Chequing accounts in Canada are notorious for paying out a low-interest rate, especially from the big Canadian banks. But there has been an increase in smaller banks offering chequing accounts that pay a decent interest rate.

Generally, these chequing accounts offer a much lower interest rate than HISAs but do offer the flexibility and functionality of a standard chequing account.

Key Takeaways

  • Interest-paying chequing accounts are not as common as HISAs
  • Receive a higher interest rate with the flexibility of a chequing account

3. Redeemable or Short-Term Guaranteed Investment Certificates (GICs)

Due to the higher interest rates, many investors are turning to GICs and other fixed-income assets.

GICs or Guaranteed Investment Certificates are similar to making a loan to a bank or other financial institution. They take this money and re-invest it into higher-paying assets while you get to collect a guaranteed rate of interest on your loan. At the end of the GIC term, you receive back the entirety of your initial investment.
--
Summarize the passage on Canadian chequing accounts and GICs in two sentences. The material that comes next is separate from the passage on Canadian chequing accounts and GICs.

Annotated element entries
--
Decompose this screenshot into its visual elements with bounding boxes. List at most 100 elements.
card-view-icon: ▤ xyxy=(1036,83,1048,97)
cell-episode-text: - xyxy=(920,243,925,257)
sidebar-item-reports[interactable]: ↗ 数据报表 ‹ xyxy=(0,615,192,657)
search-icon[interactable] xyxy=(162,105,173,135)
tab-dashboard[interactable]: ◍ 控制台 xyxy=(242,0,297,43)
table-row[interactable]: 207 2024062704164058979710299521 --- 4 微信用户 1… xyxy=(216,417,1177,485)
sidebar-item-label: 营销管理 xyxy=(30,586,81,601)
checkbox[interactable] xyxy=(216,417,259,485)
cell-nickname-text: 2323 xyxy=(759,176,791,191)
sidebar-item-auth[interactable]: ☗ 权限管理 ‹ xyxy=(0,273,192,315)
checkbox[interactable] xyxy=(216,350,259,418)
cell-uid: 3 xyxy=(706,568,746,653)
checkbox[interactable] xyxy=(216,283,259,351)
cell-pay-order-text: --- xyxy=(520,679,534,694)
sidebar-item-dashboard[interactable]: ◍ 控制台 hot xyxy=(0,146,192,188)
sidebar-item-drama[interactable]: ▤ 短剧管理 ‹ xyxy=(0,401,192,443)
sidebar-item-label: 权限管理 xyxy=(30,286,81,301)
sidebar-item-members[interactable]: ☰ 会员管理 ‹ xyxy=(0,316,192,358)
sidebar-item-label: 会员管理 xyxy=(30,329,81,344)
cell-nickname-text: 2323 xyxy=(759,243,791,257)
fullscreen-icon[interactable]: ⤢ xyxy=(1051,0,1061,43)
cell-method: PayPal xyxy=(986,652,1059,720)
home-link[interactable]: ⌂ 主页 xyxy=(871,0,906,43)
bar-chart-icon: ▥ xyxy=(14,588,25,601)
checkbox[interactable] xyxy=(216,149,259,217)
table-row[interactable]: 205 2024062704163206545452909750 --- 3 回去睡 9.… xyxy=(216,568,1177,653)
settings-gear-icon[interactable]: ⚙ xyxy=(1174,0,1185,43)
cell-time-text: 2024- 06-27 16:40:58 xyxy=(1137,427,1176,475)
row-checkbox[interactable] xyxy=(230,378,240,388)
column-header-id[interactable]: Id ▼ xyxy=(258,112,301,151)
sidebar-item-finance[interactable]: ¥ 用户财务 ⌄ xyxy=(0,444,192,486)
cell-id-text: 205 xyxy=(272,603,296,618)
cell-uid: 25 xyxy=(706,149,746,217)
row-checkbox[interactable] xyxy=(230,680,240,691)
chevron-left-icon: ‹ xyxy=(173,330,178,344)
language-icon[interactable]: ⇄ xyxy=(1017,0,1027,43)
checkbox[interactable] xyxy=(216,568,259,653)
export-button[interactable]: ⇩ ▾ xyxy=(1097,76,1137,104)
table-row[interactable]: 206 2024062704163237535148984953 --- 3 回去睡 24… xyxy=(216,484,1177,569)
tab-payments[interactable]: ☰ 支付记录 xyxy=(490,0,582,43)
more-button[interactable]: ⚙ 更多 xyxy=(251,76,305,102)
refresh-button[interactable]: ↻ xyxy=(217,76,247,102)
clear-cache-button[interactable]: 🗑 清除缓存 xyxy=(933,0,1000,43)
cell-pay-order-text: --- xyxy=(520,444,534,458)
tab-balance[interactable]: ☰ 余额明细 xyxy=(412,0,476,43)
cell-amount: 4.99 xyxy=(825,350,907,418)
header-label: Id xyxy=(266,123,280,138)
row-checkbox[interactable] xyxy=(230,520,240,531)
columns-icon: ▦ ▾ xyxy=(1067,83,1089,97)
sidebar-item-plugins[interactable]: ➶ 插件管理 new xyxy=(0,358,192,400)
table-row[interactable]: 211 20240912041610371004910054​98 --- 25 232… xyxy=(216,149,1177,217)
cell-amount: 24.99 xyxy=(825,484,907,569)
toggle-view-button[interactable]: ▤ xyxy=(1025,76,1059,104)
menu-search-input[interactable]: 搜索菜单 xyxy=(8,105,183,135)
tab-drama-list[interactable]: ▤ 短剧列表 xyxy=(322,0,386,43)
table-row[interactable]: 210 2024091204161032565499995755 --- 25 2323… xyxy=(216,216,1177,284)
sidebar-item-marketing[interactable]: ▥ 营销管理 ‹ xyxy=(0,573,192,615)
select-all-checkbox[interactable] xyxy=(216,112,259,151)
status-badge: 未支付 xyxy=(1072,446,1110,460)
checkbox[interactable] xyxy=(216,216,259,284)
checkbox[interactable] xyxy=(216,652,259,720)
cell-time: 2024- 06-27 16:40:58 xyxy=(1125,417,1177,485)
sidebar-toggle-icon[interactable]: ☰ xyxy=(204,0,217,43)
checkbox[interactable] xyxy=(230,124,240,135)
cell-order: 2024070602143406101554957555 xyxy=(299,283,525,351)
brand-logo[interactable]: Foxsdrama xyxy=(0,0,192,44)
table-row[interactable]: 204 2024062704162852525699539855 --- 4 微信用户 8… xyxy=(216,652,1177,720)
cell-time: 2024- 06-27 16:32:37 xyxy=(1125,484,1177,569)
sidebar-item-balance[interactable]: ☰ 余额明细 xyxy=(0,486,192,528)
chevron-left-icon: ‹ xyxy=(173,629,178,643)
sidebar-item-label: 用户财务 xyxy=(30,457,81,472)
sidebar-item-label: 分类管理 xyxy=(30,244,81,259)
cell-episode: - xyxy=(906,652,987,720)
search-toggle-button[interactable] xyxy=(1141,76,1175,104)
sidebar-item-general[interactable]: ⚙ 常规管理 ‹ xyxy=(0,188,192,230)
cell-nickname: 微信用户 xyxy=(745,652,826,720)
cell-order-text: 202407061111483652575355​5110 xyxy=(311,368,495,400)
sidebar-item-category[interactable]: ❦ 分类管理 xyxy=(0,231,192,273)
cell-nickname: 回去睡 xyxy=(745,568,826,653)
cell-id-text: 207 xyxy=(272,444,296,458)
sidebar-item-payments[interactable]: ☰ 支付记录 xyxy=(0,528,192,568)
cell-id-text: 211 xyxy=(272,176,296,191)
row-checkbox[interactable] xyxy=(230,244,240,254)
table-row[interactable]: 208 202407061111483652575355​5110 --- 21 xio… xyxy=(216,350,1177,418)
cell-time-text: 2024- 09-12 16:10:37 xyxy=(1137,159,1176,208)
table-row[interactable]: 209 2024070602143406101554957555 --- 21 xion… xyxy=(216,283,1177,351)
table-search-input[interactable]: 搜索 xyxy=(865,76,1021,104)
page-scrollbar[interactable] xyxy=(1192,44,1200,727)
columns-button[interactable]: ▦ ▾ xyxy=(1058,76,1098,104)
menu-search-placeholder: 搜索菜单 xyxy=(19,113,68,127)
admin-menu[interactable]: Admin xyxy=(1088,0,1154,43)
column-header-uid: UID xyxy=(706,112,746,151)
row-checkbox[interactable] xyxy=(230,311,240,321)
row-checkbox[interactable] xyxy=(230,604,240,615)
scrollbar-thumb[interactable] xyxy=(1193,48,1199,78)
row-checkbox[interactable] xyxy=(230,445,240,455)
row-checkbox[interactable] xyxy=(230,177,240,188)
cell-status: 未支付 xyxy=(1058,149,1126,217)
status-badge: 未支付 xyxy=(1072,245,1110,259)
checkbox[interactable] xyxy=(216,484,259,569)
--
**Written answer:**
Smaller Canadian banks increasingly offer interest-paying chequing accounts, which are less common than HISAs and generally pay a much lower rate than HISAs while keeping the flexibility of a standard chequing account. Because of higher interest rates, many investors are turning to GICs, which work like a loan to a financial institution that pays a guaranteed rate of interest and returns the full initial investment at the end of the term.